***** Source data *****
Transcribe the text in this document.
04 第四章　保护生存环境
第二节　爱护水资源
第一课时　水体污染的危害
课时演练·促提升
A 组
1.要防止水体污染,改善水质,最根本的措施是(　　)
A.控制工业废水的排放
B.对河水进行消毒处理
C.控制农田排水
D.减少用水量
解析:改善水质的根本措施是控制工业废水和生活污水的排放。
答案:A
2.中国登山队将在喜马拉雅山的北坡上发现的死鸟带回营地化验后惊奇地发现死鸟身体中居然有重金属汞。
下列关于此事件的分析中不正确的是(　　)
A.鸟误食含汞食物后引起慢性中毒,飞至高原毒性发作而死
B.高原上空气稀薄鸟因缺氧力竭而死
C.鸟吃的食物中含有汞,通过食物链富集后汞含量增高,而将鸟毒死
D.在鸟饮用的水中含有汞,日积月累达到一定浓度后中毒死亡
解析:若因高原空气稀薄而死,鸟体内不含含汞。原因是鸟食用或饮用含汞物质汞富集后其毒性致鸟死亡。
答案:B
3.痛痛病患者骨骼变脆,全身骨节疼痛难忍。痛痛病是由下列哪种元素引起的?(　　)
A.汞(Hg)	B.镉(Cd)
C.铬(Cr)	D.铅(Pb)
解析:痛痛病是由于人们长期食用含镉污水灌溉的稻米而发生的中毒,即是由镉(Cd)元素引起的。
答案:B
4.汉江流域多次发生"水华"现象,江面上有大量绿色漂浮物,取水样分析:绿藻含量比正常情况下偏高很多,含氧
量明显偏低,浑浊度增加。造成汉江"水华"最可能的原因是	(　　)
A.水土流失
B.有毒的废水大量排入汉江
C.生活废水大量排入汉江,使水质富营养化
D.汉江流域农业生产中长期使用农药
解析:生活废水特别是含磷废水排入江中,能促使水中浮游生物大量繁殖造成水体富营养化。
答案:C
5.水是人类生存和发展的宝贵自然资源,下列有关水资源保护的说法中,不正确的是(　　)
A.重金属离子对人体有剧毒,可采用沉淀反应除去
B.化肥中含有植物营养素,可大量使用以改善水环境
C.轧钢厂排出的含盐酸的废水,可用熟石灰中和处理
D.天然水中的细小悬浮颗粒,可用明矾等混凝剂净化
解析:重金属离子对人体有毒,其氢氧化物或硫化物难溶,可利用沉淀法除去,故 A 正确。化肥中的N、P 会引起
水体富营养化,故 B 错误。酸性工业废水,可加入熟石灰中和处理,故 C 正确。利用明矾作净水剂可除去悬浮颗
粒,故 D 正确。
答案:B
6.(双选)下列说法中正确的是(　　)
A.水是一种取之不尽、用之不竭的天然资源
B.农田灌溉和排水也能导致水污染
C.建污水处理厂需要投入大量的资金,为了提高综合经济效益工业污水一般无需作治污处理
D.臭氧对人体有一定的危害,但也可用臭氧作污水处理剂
*****
## [Request]
Word for word, restate all of the data shown above.

## [Reply to the exercise]
Transcribe the text in this document.
04 第四章　保护生存环境
第二节　爱护水资源
第一课时　水体污染的危害
课时演练·促提升
A 组
1.要防止水体污染,改善水质,最根本的措施是(　　)
A.控制工业废水的排放
B.对河水进行消毒处理
C.控制农田排水
D.减少用水量
解析:改善水质的根本措施是控制工业废水和生活污水的排放。
答案:A
2.中国登山队将在喜马拉雅山的北坡上发现的死鸟带回营地化验后惊奇地发现死鸟身体中居然有重金属汞。
下列关于此事件的分析中不正确的是(　　)
A.鸟误食含汞食物后引起慢性中毒,飞至高原毒性发作而死
B.高原上空气稀薄鸟因缺氧力竭而死
C.鸟吃的食物中含有汞,通过食物链富集后汞含量增高,而将鸟毒死
D.在鸟饮用的水中含有汞,日积月累达到一定浓度后中毒死亡
解析:若因高原空气稀薄而死,鸟体内不含含汞。原因是鸟食用或饮用含汞物质汞富集后其毒性致鸟死亡。
答案:B
3.痛痛病患者骨骼变脆,全身骨节疼痛难忍。痛痛病是由下列哪种元素引起的?(　　)
A.汞(Hg)	B.镉(Cd)
C.铬(Cr)	D.铅(Pb)
解析:痛痛病是由于人们长期食用含镉污水灌溉的稻米而发生的中毒,即是由镉(Cd)元素引起的。
答案:B
4.汉江流域多次发生"水华"现象,江面上有大量绿色漂浮物,取水样分析:绿藻含量比正常情况下偏高很多,含氧
量明显偏低,浑浊度增加。造成汉江"水华"最可能的原因是	(　　)
A.水土流失
B.有毒的废水大量排入汉江
C.生活废水大量排入汉江,使水质富营养化
D.汉江流域农业生产中长期使用农药
解析:生活废水特别是含磷废水排入江中,能促使水中浮游生物大量繁殖造成水体富营养化。
答案:C
5.水是人类生存和发展的宝贵自然资源,下列有关水资源保护的说法中,不正确的是(　　)
A.重金属离子对人体有剧毒,可采用沉淀反应除去
B.化肥中含有植物营养素,可大量使用以改善水环境
C.轧钢厂排出的含盐酸的废水,可用熟石灰中和处理
D.天然水中的细小悬浮颗粒,可用明矾等混凝剂净化
解析:重金属离子对人体有毒,其氢氧化物或硫化物难溶,可利用沉淀法除去,故 A 正确。化肥中的N、P 会引起
水体富营养化,故 B 错误。酸性工业废水,可加入熟石灰中和处理,故 C 正确。利用明矾作净水剂可除去悬浮颗
粒,故 D 正确。
答案:B
6.(双选)下列说法中正确的是(　　)
A.水是一种取之不尽、用之不竭的天然资源
B.农田灌溉和排水也能导致水污染
C.建污水处理厂需要投入大量的资金,为了提高综合经济效益工业污水一般无需作治污处理
D.臭氧对人体有一定的危害,但也可用臭氧作污水处理剂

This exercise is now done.